THE INPUT:
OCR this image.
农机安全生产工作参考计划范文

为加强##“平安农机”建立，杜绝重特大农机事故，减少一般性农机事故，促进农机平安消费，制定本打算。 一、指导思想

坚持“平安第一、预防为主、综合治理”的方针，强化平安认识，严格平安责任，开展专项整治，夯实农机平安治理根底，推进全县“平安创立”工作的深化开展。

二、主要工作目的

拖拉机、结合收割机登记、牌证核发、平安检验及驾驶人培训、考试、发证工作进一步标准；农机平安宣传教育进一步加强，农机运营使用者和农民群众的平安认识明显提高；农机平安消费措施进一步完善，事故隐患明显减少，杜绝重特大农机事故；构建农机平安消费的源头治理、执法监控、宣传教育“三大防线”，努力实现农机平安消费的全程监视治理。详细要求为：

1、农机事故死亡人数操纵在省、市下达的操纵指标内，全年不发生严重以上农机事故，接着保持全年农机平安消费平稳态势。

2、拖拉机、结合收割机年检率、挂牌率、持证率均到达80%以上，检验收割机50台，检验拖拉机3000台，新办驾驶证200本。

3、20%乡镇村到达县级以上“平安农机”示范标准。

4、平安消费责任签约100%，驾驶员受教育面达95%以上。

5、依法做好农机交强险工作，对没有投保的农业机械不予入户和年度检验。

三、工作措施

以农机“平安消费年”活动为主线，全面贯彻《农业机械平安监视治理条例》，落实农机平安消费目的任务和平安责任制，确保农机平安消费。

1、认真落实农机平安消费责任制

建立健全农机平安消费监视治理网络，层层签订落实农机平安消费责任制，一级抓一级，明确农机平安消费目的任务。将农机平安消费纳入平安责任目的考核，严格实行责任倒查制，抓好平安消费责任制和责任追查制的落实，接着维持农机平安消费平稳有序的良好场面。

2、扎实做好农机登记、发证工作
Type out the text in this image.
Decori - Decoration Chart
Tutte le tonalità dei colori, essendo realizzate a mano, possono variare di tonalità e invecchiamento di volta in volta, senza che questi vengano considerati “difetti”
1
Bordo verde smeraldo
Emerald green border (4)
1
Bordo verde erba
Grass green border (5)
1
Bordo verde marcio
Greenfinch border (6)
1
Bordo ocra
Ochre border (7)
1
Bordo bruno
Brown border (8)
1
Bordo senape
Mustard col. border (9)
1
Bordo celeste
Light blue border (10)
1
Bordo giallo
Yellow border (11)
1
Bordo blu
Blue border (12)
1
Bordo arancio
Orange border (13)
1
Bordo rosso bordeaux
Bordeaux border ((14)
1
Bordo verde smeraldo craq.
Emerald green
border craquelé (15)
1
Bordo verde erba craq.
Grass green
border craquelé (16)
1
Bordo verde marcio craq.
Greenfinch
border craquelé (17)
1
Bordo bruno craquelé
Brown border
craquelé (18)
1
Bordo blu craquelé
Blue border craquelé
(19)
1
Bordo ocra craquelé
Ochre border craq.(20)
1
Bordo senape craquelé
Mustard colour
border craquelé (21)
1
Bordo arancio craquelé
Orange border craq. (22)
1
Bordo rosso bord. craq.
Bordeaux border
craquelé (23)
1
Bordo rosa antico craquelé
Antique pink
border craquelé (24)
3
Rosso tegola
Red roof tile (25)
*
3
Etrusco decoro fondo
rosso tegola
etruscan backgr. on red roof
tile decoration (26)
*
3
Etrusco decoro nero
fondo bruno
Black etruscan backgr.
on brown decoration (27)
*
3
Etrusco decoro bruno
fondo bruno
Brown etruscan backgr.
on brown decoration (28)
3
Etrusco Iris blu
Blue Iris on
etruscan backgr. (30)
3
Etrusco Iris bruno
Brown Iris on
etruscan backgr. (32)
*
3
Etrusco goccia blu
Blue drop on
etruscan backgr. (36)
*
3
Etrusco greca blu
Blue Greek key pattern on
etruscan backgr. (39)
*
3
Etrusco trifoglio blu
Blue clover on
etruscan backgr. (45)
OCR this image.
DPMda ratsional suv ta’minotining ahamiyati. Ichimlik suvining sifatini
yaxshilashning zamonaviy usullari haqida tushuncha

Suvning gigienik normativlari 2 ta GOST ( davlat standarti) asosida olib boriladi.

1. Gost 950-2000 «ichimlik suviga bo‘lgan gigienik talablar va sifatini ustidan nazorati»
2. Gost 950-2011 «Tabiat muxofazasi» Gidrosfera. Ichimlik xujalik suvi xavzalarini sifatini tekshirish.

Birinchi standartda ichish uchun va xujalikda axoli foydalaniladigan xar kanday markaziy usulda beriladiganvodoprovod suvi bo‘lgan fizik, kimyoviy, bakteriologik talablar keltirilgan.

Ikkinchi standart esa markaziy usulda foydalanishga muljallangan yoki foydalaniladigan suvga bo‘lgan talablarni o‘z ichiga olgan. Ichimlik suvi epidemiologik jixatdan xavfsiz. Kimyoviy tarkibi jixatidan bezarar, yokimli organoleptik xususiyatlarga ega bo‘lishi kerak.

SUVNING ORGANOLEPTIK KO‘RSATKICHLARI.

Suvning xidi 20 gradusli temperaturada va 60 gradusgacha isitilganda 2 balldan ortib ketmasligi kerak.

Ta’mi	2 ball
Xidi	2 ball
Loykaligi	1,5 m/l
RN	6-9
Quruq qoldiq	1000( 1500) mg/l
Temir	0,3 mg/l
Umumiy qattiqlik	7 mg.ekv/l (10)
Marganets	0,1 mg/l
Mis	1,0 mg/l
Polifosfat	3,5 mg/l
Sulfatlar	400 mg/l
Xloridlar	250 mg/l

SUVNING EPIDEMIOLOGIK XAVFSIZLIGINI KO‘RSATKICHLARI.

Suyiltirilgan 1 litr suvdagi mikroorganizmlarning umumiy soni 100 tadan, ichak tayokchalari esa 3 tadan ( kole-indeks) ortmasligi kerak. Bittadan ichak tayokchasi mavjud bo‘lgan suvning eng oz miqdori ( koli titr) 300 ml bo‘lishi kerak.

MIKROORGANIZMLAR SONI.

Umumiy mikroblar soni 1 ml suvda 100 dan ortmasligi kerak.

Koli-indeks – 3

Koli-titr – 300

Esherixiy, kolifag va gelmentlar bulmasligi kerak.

==

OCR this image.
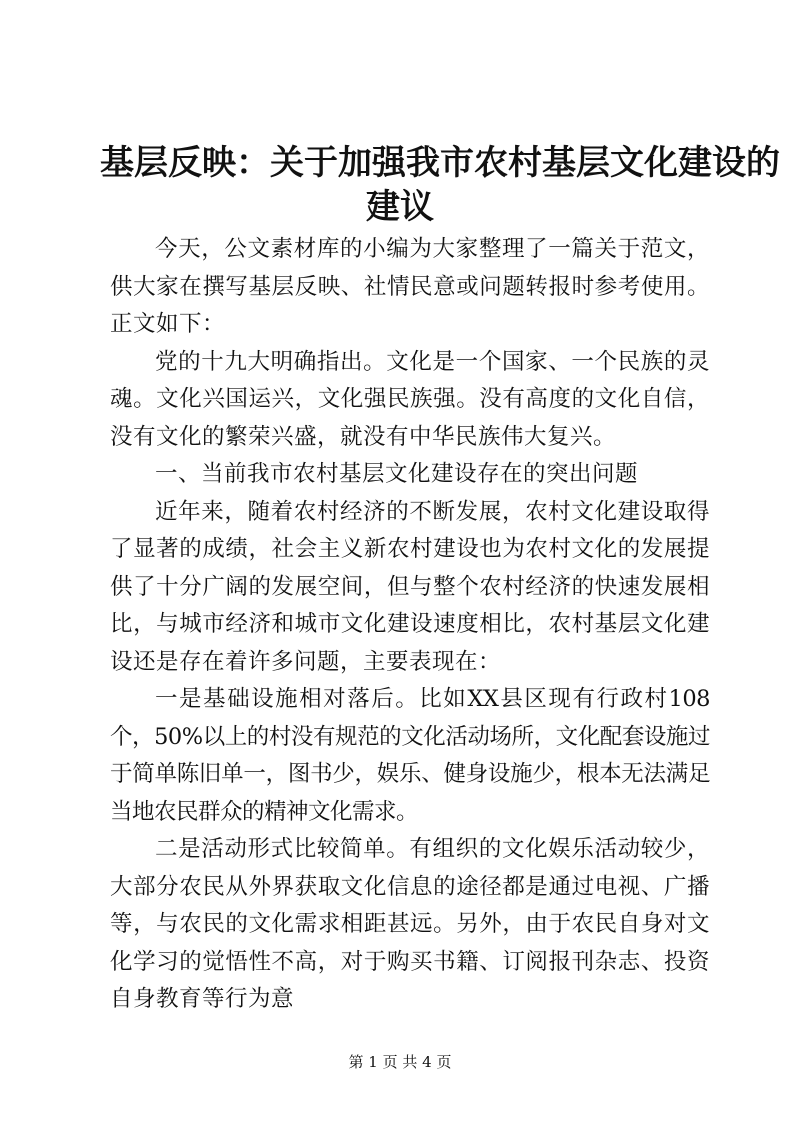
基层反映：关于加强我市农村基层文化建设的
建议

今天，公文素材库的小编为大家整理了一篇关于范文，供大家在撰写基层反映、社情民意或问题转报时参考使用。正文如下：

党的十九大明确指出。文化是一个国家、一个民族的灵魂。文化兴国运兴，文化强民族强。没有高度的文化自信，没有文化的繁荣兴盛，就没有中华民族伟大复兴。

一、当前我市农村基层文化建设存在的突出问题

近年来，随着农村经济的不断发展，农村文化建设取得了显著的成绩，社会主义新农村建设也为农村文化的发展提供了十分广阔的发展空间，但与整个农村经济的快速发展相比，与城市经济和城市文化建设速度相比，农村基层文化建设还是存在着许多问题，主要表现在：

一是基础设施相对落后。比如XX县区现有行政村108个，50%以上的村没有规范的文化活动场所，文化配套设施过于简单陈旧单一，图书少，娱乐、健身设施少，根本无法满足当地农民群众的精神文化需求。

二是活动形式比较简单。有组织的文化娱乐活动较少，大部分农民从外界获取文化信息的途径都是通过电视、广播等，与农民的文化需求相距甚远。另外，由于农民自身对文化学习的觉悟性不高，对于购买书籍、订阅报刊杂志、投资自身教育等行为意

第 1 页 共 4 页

---

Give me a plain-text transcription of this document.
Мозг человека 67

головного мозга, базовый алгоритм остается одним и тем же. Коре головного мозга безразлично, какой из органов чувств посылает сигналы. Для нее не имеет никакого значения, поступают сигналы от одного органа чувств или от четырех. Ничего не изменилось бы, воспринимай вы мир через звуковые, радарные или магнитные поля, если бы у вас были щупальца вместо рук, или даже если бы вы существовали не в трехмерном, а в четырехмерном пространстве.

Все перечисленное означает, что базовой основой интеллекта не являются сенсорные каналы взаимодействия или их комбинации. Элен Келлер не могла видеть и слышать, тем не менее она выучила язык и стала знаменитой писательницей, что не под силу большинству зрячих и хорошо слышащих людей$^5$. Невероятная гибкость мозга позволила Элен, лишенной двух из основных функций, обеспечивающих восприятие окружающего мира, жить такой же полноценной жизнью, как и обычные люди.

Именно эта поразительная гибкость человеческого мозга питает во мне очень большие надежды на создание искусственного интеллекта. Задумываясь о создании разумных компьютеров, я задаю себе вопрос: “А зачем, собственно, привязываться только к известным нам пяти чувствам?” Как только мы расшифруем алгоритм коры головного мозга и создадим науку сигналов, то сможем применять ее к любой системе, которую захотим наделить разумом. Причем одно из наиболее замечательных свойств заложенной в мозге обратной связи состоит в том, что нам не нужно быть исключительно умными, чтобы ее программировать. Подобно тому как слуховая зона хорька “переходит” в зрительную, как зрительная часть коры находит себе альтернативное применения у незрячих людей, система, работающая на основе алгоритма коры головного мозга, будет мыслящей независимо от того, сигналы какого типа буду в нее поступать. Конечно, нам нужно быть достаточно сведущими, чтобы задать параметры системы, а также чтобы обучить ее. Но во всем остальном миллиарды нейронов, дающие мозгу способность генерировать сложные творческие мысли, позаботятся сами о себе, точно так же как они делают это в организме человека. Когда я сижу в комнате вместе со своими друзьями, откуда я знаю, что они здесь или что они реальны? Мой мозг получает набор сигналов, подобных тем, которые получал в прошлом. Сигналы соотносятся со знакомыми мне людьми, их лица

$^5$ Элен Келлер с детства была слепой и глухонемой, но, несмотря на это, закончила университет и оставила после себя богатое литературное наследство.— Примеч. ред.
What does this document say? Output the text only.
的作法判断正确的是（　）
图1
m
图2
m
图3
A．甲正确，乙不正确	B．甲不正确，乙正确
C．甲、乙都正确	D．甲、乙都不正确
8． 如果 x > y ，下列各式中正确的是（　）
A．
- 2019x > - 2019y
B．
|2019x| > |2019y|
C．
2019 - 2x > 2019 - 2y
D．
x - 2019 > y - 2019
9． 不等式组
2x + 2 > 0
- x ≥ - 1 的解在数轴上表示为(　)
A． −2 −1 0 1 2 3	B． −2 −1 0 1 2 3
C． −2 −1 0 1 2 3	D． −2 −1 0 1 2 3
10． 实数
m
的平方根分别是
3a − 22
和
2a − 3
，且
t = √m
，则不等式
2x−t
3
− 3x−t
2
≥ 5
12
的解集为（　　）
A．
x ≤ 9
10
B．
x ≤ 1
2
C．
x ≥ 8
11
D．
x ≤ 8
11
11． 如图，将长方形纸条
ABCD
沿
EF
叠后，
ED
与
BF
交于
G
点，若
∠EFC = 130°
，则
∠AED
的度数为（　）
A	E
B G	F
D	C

STATED GOAL:
Say how many lines contain "document", and give nothing but that number.

COMPLETED TASK:
2